§ **EXERCISE BRIEF**
Copy the full set of lines exactly as given.

====== STORED RECORDS

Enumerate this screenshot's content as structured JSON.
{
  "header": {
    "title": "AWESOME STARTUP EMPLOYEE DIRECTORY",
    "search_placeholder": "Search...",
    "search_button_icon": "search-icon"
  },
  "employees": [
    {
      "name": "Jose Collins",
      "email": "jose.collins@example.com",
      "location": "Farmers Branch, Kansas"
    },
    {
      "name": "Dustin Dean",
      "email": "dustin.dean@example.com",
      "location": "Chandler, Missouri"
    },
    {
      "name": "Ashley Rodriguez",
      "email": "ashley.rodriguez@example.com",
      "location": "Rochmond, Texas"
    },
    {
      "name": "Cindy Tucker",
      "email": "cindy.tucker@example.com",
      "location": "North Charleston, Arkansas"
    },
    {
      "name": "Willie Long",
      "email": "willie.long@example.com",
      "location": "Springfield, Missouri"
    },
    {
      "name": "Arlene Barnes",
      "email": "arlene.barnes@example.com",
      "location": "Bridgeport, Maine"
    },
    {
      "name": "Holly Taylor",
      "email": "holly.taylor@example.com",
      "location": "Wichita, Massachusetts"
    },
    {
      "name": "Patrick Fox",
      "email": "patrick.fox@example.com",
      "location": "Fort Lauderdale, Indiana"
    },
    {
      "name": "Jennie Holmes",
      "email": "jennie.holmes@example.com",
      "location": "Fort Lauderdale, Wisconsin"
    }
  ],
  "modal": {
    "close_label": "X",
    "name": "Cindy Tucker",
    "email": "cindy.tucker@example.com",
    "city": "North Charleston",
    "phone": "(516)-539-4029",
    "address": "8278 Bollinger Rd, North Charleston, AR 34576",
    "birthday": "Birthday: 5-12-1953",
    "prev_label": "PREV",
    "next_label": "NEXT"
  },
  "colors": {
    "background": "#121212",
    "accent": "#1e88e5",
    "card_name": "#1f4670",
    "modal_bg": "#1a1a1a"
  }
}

============

§ **WRITTEN SOLUTION**
Enumerate this screenshot's content as structured JSON.
{
  "header": {
    "title": "AWESOME STARTUP EMPLOYEE DIRECTORY",
    "search_placeholder": "Search...",
    "search_button_icon": "search-icon"
  },
  "employees": [
    {
      "name": "Jose Collins",
      "email": "jose.collins@example.com",
      "location": "Farmers Branch, Kansas"
    },
    {
      "name": "Dustin Dean",
      "email": "dustin.dean@example.com",
      "location": "Chandler, Missouri"
    },
    {
      "name": "Ashley Rodriguez",
      "email": "ashley.rodriguez@example.com",
      "location": "Rochmond, Texas"
    },
    {
      "name": "Cindy Tucker",
      "email": "cindy.tucker@example.com",
      "location": "North Charleston, Arkansas"
    },
    {
      "name": "Willie Long",
      "email": "willie.long@example.com",
      "location": "Springfield, Missouri"
    },
    {
      "name": "Arlene Barnes",
      "email": "arlene.barnes@example.com",
      "location": "Bridgeport, Maine"
    },
    {
      "name": "Holly Taylor",
      "email": "holly.taylor@example.com",
      "location": "Wichita, Massachusetts"
    },
    {
      "name": "Patrick Fox",
      "email": "patrick.fox@example.com",
      "location": "Fort Lauderdale, Indiana"
    },
    {
      "name": "Jennie Holmes",
      "email": "jennie.holmes@example.com",
      "location": "Fort Lauderdale, Wisconsin"
    }
  ],
  "modal": {
    "close_label": "X",
    "name": "Cindy Tucker",
    "email": "cindy.tucker@example.com",
    "city": "North Charleston",
    "phone": "(516)-539-4029",
    "address": "8278 Bollinger Rd, North Charleston, AR 34576",
    "birthday": "Birthday: 5-12-1953",
    "prev_label": "PREV",
    "next_label": "NEXT"
  },
  "colors": {
    "background": "#121212",
    "accent": "#1e88e5",
    "card_name": "#1f4670",
    "modal_bg": "#1a1a1a"
  }
}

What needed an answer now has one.